> _Work to complete_:
Transcribe the entries exactly; images are not part of the copy.

Stored items from a collection:
_ _ _
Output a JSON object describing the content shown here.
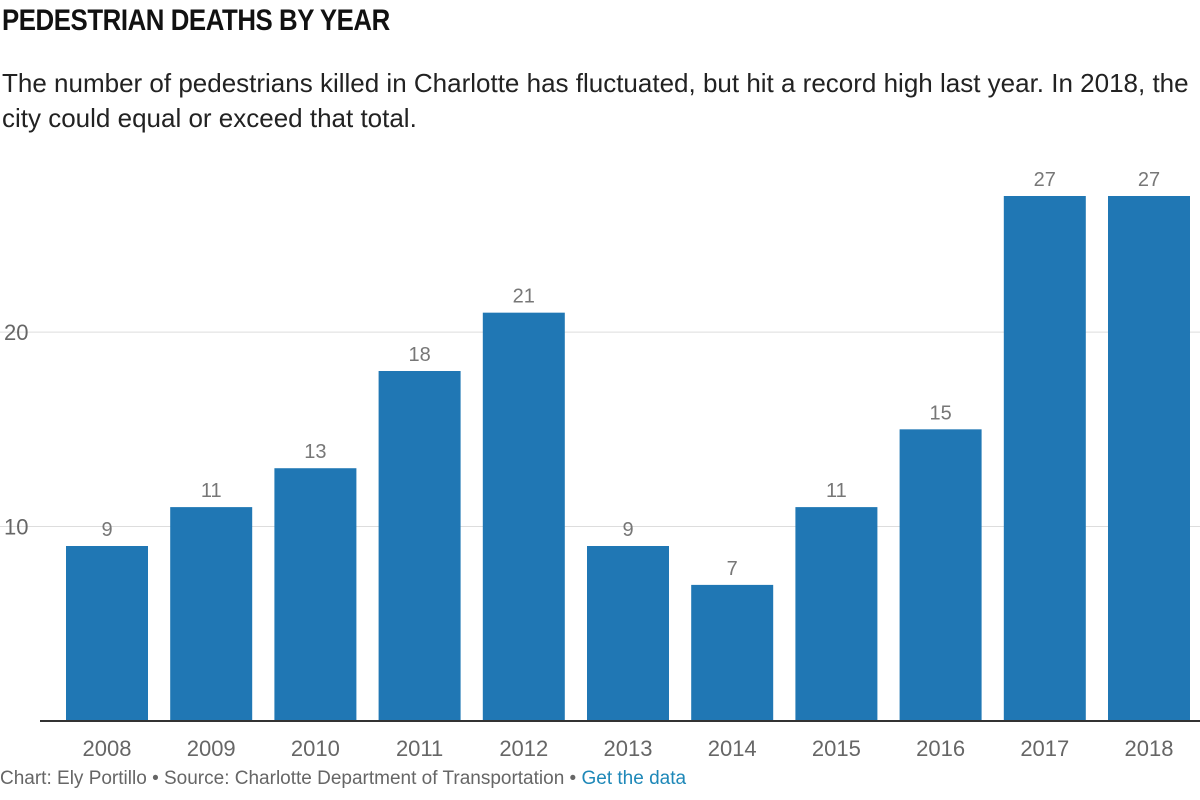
{
  "title": "PEDESTRIAN DEATHS BY YEAR",
  "subtitle": "The number of pedestrians killed in Charlotte has fluctuated, but hit a record high last year. In 2018, the city could equal or exceed that total.",
  "footer": {
    "credit": "Chart: Ely Portillo",
    "separator": "•",
    "source": "Source: Charlotte Department of Transportation",
    "link": "Get the data"
  },
  "colors": {
    "bar": "#2077b4",
    "grid": "#dddddd",
    "axis": "#333333"
  },
  "chart_data": {
    "type": "bar",
    "categories": [
      "2008",
      "2009",
      "2010",
      "2011",
      "2012",
      "2013",
      "2014",
      "2015",
      "2016",
      "2017",
      "2018"
    ],
    "values": [
      9,
      11,
      13,
      18,
      21,
      9,
      7,
      11,
      15,
      27,
      27
    ],
    "ylim": [
      0,
      27
    ],
    "yticks": [
      10,
      20
    ],
    "grid": true,
    "data_labels": true,
    "xlabel": "",
    "ylabel": ""
  }
}
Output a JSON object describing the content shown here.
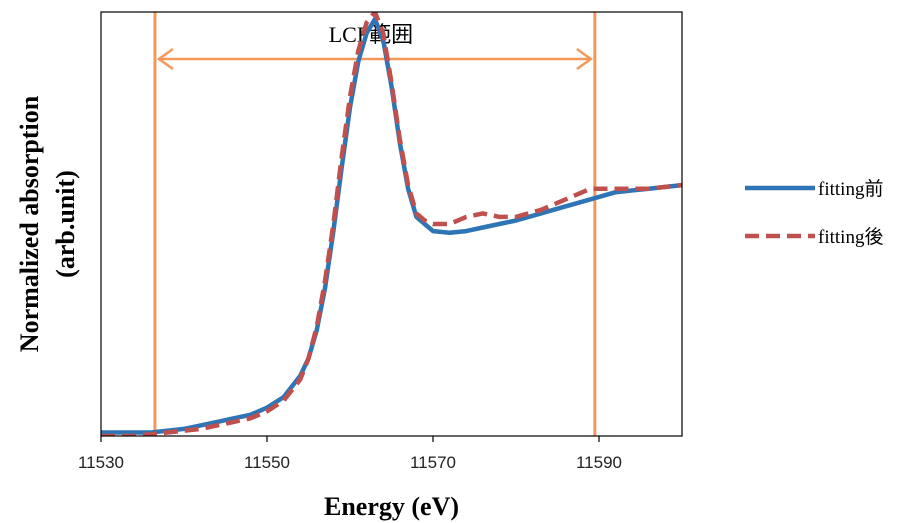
{
  "chart_data": {
    "type": "line",
    "title": "",
    "xlabel": "Energy (eV)",
    "ylabel_line1": "Normalized absorption",
    "ylabel_line2": "(arb.unit)",
    "xlim": [
      11530,
      11600
    ],
    "ylim": [
      0,
      1.2
    ],
    "xticks": [
      11530,
      11550,
      11570,
      11590
    ],
    "grid": false,
    "legend_position": "right",
    "annotation": {
      "label": "LCF範囲",
      "x_start": 11536.5,
      "x_end": 11589.5,
      "color": "#f4985a"
    },
    "series": [
      {
        "name": "fitting前",
        "color": "#2e75b6",
        "dashed": false,
        "x": [
          11530,
          11532,
          11534,
          11536,
          11538,
          11540,
          11542,
          11544,
          11546,
          11548,
          11550,
          11552,
          11554,
          11555,
          11556,
          11557,
          11558,
          11559,
          11560,
          11561,
          11562,
          11563,
          11564,
          11565,
          11566,
          11567,
          11568,
          11569,
          11570,
          11572,
          11574,
          11576,
          11578,
          11580,
          11583,
          11586,
          11589,
          11592,
          11596,
          11600
        ],
        "y": [
          0.01,
          0.01,
          0.01,
          0.01,
          0.015,
          0.02,
          0.03,
          0.04,
          0.05,
          0.06,
          0.08,
          0.11,
          0.17,
          0.22,
          0.3,
          0.42,
          0.58,
          0.76,
          0.93,
          1.06,
          1.14,
          1.18,
          1.12,
          0.99,
          0.83,
          0.7,
          0.62,
          0.6,
          0.58,
          0.575,
          0.58,
          0.59,
          0.6,
          0.61,
          0.63,
          0.65,
          0.67,
          0.69,
          0.7,
          0.71
        ]
      },
      {
        "name": "fitting後",
        "color": "#c0504d",
        "dashed": true,
        "x": [
          11530,
          11532,
          11534,
          11536,
          11538,
          11540,
          11542,
          11544,
          11546,
          11548,
          11550,
          11552,
          11554,
          11555,
          11556,
          11557,
          11558,
          11559,
          11560,
          11561,
          11562,
          11563,
          11564,
          11565,
          11566,
          11567,
          11568,
          11569,
          11570,
          11572,
          11574,
          11576,
          11578,
          11580,
          11583,
          11586,
          11589,
          11592,
          11596,
          11600
        ],
        "y": [
          0.0,
          0.0,
          0.0,
          0.005,
          0.01,
          0.015,
          0.02,
          0.03,
          0.04,
          0.05,
          0.07,
          0.1,
          0.16,
          0.22,
          0.31,
          0.44,
          0.6,
          0.79,
          0.96,
          1.09,
          1.17,
          1.2,
          1.14,
          1.0,
          0.84,
          0.71,
          0.63,
          0.61,
          0.6,
          0.6,
          0.62,
          0.63,
          0.62,
          0.62,
          0.64,
          0.67,
          0.7,
          0.7,
          0.7,
          0.71
        ]
      }
    ]
  }
}
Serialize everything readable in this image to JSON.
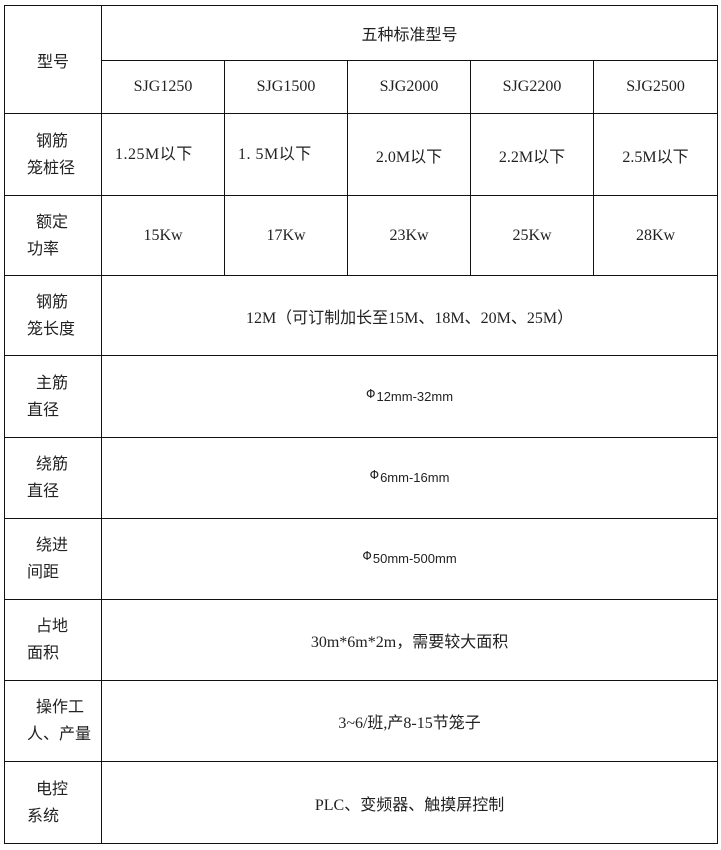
{
  "table": {
    "model_label": "型号",
    "group_title": "五种标准型号",
    "models": [
      "SJG1250",
      "SJG1500",
      "SJG2000",
      "SJG2200",
      "SJG2500"
    ],
    "cage_diameter": {
      "label1": "钢筋",
      "label2": "笼桩径",
      "values": [
        "1.25M以下",
        "1. 5M以下",
        "2.0M以下",
        "2.2M以下",
        "2.5M以下"
      ]
    },
    "power": {
      "label1": "额定",
      "label2": "功率",
      "values": [
        "15Kw",
        "17Kw",
        "23Kw",
        "25Kw",
        "28Kw"
      ]
    },
    "rows": [
      {
        "label1": "钢筋",
        "label2": "笼长度",
        "value": "12M（可订制加长至15M、18M、20M、25M）",
        "phi": false
      },
      {
        "label1": "主筋",
        "label2": "直径",
        "value": "12mm-32mm",
        "phi": true
      },
      {
        "label1": "绕筋",
        "label2": "直径",
        "value": "6mm-16mm",
        "phi": true
      },
      {
        "label1": "绕进",
        "label2": "间距",
        "value": "50mm-500mm",
        "phi": true
      },
      {
        "label1": "占地",
        "label2": "面积",
        "value": "30m*6m*2m，需要较大面积",
        "phi": false
      },
      {
        "label1": "操作工",
        "label2": "人、产量",
        "value": "3~6/班,产8-15节笼子",
        "phi": false
      },
      {
        "label1": "电控",
        "label2": "系统",
        "value": "PLC、变频器、触摸屏控制",
        "phi": false
      }
    ],
    "phi_symbol": "Φ"
  }
}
_ _ _
> _Task answer_:
Output a JSON object describing the content shown here.
{
  "title": "PEDESTRIAN DEATHS BY YEAR",
  "subtitle": "The number of pedestrians killed in Charlotte has fluctuated, but hit a record high last year. In 2018, the city could equal or exceed that total.",
  "footer": {
    "credit": "Chart: Ely Portillo",
    "separator": "•",
    "source": "Source: Charlotte Department of Transportation",
    "link": "Get the data"
  },
  "colors": {
    "bar": "#2077b4",
    "grid": "#dddddd",
    "axis": "#333333"
  },
  "chart_data": {
    "type": "bar",
    "categories": [
      "2008",
      "2009",
      "2010",
      "2011",
      "2012",
      "2013",
      "2014",
      "2015",
      "2016",
      "2017",
      "2018"
    ],
    "values": [
      9,
      11,
      13,
      18,
      21,
      9,
      7,
      11,
      15,
      27,
      27
    ],
    "ylim": [
      0,
      27
    ],
    "yticks": [
      10,
      20
    ],
    "grid": true,
    "data_labels": true,
    "xlabel": "",
    "ylabel": ""
  }
}
Output a JSON object describing the content shown here.
{
  "chart_data": {
    "type": "line",
    "title": "",
    "xlabel": "Energy (eV)",
    "ylabel_line1": "Normalized absorption",
    "ylabel_line2": "(arb.unit)",
    "xlim": [
      11530,
      11600
    ],
    "ylim": [
      0,
      1.2
    ],
    "xticks": [
      11530,
      11550,
      11570,
      11590
    ],
    "grid": false,
    "legend_position": "right",
    "annotation": {
      "label": "LCF範囲",
      "x_start": 11536.5,
      "x_end": 11589.5,
      "color": "#f4985a"
    },
    "series": [
      {
        "name": "fitting前",
        "color": "#2e75b6",
        "dashed": false,
        "x": [
          11530,
          11532,
          11534,
          11536,
          11538,
          11540,
          11542,
          11544,
          11546,
          11548,
          11550,
          11552,
          11554,
          11555,
          11556,
          11557,
          11558,
          11559,
          11560,
          11561,
          11562,
          11563,
          11564,
          11565,
          11566,
          11567,
          11568,
          11569,
          11570,
          11572,
          11574,
          11576,
          11578,
          11580,
          11583,
          11586,
          11589,
          11592,
          11596,
          11600
        ],
        "y": [
          0.01,
          0.01,
          0.01,
          0.01,
          0.015,
          0.02,
          0.03,
          0.04,
          0.05,
          0.06,
          0.08,
          0.11,
          0.17,
          0.22,
          0.3,
          0.42,
          0.58,
          0.76,
          0.93,
          1.06,
          1.14,
          1.18,
          1.12,
          0.99,
          0.83,
          0.7,
          0.62,
          0.6,
          0.58,
          0.575,
          0.58,
          0.59,
          0.6,
          0.61,
          0.63,
          0.65,
          0.67,
          0.69,
          0.7,
          0.71
        ]
      },
      {
        "name": "fitting後",
        "color": "#c0504d",
        "dashed": true,
        "x": [
          11530,
          11532,
          11534,
          11536,
          11538,
          11540,
          11542,
          11544,
          11546,
          11548,
          11550,
          11552,
          11554,
          11555,
          11556,
          11557,
          11558,
          11559,
          11560,
          11561,
          11562,
          11563,
          11564,
          11565,
          11566,
          11567,
          11568,
          11569,
          11570,
          11572,
          11574,
          11576,
          11578,
          11580,
          11583,
          11586,
          11589,
          11592,
          11596,
          11600
        ],
        "y": [
          0.0,
          0.0,
          0.0,
          0.005,
          0.01,
          0.015,
          0.02,
          0.03,
          0.04,
          0.05,
          0.07,
          0.1,
          0.16,
          0.22,
          0.31,
          0.44,
          0.6,
          0.79,
          0.96,
          1.09,
          1.17,
          1.2,
          1.14,
          1.0,
          0.84,
          0.71,
          0.63,
          0.61,
          0.6,
          0.6,
          0.62,
          0.63,
          0.62,
          0.62,
          0.64,
          0.67,
          0.7,
          0.7,
          0.7,
          0.71
        ]
      }
    ]
  }
}
Serialize everything readable in this image to JSON.
{
  "table": {
    "model_label": "型号",
    "group_title": "五种标准型号",
    "models": [
      "SJG1250",
      "SJG1500",
      "SJG2000",
      "SJG2200",
      "SJG2500"
    ],
    "cage_diameter": {
      "label1": "钢筋",
      "label2": "笼桩径",
      "values": [
        "1.25M以下",
        "1. 5M以下",
        "2.0M以下",
        "2.2M以下",
        "2.5M以下"
      ]
    },
    "power": {
      "label1": "额定",
      "label2": "功率",
      "values": [
        "15Kw",
        "17Kw",
        "23Kw",
        "25Kw",
        "28Kw"
      ]
    },
    "rows": [
      {
        "label1": "钢筋",
        "label2": "笼长度",
        "value": "12M（可订制加长至15M、18M、20M、25M）",
        "phi": false
      },
      {
        "label1": "主筋",
        "label2": "直径",
        "value": "12mm-32mm",
        "phi": true
      },
      {
        "label1": "绕筋",
        "label2": "直径",
        "value": "6mm-16mm",
        "phi": true
      },
      {
        "label1": "绕进",
        "label2": "间距",
        "value": "50mm-500mm",
        "phi": true
      },
      {
        "label1": "占地",
        "label2": "面积",
        "value": "30m*6m*2m，需要较大面积",
        "phi": false
      },
      {
        "label1": "操作工",
        "label2": "人、产量",
        "value": "3~6/班,产8-15节笼子",
        "phi": false
      },
      {
        "label1": "电控",
        "label2": "系统",
        "value": "PLC、变频器、触摸屏控制",
        "phi": false
      }
    ],
    "phi_symbol": "Φ"
  }
}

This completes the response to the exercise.